## begin

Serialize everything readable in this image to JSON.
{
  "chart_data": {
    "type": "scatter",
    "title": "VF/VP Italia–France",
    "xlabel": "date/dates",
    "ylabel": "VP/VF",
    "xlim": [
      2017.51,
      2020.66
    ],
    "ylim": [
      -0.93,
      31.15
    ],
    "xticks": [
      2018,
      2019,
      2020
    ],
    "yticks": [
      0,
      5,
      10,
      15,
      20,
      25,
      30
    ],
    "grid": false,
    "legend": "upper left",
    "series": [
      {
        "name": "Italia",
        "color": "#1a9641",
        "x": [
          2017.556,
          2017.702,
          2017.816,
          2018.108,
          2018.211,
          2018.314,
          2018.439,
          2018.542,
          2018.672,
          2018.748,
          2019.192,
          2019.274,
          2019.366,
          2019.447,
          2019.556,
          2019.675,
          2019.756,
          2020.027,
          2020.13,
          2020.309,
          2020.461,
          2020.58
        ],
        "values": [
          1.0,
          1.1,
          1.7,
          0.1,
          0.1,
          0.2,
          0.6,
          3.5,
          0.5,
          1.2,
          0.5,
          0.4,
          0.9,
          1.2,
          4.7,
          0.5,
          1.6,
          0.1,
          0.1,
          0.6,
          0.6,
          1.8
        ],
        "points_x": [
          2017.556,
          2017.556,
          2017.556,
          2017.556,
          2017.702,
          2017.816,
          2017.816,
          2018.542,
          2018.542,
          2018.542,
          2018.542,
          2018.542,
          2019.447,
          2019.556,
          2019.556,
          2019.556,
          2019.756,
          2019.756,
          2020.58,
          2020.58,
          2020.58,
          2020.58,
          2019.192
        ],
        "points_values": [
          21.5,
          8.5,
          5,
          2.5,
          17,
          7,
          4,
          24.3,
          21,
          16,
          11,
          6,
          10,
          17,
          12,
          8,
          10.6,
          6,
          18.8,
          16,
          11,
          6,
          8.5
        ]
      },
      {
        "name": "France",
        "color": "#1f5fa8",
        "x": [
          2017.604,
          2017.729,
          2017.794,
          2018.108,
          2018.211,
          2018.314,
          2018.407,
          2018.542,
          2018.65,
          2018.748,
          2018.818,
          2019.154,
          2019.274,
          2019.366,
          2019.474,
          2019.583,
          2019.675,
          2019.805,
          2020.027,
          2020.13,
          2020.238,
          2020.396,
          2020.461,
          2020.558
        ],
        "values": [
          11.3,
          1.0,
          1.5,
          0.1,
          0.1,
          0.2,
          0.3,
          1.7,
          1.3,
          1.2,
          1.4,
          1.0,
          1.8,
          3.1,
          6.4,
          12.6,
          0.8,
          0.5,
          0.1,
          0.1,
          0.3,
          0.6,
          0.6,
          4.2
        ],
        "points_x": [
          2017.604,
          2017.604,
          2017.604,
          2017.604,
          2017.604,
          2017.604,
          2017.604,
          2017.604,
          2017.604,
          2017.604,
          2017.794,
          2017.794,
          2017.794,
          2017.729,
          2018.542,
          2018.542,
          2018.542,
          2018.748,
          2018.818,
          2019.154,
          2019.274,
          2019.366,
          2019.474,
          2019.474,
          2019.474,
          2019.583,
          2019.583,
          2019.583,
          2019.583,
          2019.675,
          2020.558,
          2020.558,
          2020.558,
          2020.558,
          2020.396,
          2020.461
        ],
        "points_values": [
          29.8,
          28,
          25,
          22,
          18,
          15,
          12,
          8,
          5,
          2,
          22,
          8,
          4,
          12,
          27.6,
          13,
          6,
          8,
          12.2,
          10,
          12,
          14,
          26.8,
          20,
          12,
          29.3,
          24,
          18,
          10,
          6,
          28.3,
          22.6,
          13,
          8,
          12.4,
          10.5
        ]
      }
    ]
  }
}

## end

## Exercise task
Return solely the number of lines in the data that include the word "France".

## Worked answer
2